> [LISTED ENTRIES]
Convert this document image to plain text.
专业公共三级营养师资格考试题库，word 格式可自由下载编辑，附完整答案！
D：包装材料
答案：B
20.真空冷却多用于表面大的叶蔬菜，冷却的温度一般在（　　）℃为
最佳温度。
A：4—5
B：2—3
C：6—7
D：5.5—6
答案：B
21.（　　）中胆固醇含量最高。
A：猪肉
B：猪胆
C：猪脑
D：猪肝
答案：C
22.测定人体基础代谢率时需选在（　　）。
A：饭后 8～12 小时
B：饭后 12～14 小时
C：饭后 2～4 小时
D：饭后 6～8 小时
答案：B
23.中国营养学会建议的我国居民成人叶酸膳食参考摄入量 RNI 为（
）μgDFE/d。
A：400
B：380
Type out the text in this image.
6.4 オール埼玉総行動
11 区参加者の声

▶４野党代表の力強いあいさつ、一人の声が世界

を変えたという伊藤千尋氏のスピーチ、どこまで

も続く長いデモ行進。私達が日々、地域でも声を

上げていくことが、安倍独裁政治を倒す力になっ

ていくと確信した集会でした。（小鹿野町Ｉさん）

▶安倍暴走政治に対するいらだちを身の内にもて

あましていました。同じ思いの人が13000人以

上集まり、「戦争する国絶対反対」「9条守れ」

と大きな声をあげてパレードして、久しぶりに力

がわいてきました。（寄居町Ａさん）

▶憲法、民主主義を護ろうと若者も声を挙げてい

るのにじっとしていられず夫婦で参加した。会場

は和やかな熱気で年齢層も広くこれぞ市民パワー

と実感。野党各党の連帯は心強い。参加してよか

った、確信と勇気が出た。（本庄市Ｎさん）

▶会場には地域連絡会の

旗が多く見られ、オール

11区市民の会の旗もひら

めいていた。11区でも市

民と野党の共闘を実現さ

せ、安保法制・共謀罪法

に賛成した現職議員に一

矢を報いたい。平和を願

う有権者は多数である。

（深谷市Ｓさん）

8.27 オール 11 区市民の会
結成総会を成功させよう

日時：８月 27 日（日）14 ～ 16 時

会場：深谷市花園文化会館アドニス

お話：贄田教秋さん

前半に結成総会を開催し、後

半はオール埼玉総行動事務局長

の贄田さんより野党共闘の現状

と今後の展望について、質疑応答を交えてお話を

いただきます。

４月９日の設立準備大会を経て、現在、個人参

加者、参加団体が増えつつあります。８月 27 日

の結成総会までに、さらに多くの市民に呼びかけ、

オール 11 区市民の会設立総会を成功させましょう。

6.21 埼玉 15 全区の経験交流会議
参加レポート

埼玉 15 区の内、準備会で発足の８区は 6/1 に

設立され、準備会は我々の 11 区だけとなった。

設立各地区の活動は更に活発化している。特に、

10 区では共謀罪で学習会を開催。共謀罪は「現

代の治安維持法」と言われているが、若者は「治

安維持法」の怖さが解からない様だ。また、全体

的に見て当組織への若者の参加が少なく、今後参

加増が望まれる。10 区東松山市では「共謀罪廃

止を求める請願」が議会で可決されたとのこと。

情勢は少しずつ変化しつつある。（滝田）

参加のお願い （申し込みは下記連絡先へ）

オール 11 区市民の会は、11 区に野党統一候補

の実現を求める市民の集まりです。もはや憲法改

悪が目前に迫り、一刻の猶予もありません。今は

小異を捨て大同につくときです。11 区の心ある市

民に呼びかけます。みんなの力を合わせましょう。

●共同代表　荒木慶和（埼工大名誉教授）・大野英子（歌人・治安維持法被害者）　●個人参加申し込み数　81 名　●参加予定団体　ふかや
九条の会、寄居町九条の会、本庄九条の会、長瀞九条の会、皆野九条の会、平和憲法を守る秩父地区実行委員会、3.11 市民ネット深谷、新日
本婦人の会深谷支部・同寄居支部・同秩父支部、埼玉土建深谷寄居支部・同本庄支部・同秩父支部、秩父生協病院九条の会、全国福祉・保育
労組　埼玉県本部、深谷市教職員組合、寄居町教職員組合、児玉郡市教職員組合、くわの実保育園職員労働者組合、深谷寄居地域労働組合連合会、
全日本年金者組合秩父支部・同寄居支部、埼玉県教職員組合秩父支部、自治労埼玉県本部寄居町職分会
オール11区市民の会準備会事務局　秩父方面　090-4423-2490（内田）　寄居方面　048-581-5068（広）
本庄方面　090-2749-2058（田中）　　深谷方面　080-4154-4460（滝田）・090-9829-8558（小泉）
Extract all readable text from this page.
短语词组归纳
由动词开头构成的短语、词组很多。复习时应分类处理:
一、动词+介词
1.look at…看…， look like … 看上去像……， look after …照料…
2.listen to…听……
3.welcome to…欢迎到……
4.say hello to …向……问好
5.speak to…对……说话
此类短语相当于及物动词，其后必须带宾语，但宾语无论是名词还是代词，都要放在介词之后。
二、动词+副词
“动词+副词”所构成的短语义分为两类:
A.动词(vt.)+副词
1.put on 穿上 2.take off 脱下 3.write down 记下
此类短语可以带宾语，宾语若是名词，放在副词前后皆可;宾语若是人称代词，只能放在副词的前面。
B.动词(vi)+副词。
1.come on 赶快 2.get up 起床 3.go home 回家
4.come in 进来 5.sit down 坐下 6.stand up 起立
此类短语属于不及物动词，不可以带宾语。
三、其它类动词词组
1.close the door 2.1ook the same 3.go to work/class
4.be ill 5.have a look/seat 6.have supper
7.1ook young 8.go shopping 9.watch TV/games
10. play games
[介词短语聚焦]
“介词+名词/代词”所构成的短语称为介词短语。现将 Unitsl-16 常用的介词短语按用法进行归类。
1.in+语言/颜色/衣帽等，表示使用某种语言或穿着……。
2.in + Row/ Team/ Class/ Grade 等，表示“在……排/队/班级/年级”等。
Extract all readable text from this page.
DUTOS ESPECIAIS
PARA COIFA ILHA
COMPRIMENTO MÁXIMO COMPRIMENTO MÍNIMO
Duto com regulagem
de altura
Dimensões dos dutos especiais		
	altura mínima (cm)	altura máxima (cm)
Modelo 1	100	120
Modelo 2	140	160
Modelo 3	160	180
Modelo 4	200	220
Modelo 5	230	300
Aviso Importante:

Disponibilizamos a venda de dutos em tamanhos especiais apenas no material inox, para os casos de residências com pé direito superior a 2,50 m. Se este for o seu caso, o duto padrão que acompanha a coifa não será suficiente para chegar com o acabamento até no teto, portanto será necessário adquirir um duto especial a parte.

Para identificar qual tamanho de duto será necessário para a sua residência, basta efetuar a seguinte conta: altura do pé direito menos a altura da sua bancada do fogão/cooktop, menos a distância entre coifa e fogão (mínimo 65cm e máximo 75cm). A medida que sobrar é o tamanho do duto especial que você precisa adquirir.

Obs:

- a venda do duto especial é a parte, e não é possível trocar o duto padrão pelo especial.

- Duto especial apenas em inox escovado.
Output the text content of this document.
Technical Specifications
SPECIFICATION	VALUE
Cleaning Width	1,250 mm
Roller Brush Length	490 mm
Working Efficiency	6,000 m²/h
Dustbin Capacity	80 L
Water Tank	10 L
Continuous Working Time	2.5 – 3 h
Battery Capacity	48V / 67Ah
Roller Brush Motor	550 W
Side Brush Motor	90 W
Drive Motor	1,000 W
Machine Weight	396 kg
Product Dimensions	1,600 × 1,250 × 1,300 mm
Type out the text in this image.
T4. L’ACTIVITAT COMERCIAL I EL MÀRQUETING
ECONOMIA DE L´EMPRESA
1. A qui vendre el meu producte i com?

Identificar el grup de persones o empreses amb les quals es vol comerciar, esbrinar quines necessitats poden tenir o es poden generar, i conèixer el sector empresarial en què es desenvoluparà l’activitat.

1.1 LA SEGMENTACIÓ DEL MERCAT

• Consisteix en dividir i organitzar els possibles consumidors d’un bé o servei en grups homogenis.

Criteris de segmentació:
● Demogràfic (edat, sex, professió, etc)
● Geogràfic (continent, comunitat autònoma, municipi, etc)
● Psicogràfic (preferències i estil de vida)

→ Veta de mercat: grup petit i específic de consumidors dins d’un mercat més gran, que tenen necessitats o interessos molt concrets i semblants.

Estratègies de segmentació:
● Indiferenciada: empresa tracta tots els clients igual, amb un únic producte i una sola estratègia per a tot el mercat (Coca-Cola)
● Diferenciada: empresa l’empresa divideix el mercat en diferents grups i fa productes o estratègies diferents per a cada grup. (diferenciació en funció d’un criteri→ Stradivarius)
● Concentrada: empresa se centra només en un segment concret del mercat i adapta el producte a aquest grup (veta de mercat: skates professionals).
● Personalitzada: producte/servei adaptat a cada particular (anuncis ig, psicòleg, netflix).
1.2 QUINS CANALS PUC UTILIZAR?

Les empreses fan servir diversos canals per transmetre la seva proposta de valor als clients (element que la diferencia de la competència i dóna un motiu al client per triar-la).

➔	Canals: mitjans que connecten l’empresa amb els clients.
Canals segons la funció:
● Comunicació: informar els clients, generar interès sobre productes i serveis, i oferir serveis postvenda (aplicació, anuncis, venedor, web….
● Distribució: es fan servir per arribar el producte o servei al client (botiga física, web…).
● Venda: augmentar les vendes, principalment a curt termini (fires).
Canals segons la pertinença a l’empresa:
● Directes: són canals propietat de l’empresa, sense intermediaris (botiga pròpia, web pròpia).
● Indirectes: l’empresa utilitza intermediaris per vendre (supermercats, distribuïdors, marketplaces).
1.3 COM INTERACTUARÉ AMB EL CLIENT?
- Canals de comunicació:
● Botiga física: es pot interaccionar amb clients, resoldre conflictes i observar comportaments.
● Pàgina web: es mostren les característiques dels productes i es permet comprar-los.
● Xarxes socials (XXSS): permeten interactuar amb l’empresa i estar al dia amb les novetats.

> [WHAT IS REQUIRED] Extract every line containing the string "altura" from the material.

> [ANSWER TO THE PROBLEM]
de altura
	altura mínima (cm)	altura máxima (cm)
Para identificar qual tamanho de duto será necessário para a sua residência, basta efetuar a seguinte conta: altura do pé direito menos a altura da sua bancada do fogão/cooktop, menos a distância entre coifa e fogão (mínimo 65cm e máximo 75cm). A medida que sobrar é o tamanho do duto especial que você precisa adquirir.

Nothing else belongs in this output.